### REQUIREMENT
Could you copy every line from the material below in which "านและ" appears?

-*-*-

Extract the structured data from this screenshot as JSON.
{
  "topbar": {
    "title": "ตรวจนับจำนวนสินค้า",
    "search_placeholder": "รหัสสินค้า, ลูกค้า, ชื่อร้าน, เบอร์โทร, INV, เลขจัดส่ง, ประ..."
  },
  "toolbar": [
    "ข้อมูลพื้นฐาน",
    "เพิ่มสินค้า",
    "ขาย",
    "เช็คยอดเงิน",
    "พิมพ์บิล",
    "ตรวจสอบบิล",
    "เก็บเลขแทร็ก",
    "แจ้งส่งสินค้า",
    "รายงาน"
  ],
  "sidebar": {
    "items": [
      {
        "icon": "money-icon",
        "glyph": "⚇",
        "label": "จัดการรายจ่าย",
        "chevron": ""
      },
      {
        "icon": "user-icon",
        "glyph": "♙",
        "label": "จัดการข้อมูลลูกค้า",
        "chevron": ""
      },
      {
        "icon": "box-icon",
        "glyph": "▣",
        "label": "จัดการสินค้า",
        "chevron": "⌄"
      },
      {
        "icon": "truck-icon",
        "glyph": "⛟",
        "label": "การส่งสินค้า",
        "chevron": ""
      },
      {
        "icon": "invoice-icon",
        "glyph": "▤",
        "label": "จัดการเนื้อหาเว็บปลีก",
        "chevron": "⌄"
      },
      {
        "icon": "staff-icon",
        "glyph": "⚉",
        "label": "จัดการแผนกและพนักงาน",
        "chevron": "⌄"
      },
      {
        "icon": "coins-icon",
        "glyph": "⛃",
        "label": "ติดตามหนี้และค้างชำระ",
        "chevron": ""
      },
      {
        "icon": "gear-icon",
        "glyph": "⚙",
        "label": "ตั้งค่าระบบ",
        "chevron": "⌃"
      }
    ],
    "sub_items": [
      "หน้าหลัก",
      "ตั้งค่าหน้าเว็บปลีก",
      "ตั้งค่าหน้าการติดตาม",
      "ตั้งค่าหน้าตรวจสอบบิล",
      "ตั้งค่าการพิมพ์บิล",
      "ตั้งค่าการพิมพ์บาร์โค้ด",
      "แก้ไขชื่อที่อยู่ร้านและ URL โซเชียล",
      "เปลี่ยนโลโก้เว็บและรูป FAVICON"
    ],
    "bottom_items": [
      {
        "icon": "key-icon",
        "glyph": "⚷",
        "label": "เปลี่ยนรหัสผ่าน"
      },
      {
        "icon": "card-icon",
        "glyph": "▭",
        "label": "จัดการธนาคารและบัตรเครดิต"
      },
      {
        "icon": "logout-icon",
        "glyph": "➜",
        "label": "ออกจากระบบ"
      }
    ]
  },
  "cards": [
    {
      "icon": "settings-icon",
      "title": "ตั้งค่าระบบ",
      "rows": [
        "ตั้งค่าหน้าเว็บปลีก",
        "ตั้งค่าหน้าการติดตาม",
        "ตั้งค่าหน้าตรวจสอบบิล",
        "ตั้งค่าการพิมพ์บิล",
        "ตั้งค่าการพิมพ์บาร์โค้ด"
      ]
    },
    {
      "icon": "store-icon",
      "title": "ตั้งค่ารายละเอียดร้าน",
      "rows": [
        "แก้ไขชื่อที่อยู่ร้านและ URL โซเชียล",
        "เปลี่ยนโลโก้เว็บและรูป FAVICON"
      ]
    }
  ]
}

-*-*-

### FINISHED TASK
      "แก้ไขชื่อที่อยู่ร้านและ URL โซเชียล",
        "แก้ไขชื่อที่อยู่ร้านและ URL โซเชียล",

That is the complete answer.